» **The exercise**: Report the count of lines that carry the string "name", and add nothing.

» **Data in this exercise**:

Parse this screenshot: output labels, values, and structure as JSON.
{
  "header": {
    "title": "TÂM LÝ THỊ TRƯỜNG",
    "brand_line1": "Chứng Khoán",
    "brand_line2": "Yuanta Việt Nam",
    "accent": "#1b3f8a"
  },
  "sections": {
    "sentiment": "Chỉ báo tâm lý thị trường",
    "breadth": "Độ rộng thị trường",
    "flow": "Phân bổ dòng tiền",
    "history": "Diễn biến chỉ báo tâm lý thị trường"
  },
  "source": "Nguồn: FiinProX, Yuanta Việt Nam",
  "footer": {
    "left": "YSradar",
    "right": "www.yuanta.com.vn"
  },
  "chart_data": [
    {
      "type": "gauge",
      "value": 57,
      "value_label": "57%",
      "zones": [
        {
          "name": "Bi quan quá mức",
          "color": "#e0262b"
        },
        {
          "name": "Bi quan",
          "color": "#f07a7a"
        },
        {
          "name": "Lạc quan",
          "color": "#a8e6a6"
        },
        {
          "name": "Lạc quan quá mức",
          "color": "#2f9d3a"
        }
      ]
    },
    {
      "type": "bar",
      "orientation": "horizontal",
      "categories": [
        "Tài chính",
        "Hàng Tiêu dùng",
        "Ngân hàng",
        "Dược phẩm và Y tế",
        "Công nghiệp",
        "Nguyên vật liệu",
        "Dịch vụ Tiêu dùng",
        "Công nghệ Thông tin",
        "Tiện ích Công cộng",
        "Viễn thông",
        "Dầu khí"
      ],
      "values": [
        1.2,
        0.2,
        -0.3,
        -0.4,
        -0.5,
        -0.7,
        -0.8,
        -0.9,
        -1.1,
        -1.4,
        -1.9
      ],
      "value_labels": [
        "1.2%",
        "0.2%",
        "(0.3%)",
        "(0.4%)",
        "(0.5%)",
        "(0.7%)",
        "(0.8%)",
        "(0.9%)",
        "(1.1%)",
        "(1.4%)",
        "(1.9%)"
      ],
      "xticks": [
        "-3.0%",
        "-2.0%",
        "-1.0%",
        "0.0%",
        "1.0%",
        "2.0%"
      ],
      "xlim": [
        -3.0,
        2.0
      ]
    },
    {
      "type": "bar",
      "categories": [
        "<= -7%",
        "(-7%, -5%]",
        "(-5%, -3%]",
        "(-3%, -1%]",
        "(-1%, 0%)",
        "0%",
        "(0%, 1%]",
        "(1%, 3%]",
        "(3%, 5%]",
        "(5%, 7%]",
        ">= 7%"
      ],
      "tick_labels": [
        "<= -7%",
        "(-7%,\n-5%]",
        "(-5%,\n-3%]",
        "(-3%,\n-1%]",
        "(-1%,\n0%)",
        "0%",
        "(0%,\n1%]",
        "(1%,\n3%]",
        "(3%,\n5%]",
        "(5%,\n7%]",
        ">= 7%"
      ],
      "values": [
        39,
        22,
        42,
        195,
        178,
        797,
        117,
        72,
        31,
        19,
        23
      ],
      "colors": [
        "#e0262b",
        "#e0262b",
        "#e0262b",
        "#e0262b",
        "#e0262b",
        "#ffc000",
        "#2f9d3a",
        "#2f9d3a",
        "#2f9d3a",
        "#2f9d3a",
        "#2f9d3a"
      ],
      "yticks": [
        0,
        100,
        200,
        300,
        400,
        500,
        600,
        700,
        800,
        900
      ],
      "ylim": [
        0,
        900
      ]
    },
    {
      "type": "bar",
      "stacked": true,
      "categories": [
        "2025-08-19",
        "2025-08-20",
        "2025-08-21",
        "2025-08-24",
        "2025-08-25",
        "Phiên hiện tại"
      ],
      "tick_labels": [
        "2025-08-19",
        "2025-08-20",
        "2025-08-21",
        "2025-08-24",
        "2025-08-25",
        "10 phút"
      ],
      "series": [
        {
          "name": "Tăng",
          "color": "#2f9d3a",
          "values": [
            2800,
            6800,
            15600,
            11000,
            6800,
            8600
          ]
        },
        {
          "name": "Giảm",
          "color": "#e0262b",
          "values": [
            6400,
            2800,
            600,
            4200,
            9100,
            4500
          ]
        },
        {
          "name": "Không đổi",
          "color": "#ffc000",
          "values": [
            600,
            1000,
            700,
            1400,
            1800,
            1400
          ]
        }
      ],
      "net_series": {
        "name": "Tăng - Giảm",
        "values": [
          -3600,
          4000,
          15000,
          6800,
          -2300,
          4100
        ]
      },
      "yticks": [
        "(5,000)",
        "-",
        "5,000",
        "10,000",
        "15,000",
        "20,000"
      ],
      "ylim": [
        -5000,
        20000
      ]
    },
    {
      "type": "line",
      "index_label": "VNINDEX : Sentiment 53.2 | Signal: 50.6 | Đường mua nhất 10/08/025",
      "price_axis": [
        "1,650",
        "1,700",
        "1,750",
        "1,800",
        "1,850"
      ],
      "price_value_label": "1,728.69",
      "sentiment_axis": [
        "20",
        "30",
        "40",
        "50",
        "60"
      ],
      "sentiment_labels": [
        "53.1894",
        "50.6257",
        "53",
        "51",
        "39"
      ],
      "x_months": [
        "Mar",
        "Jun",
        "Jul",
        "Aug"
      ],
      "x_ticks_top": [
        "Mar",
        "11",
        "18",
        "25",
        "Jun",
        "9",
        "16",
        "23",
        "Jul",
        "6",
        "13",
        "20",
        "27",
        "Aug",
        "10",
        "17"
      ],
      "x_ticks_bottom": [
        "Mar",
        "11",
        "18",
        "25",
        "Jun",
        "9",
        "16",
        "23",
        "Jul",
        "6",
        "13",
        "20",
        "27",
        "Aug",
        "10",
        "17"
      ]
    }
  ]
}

» **Exercise answer**: 8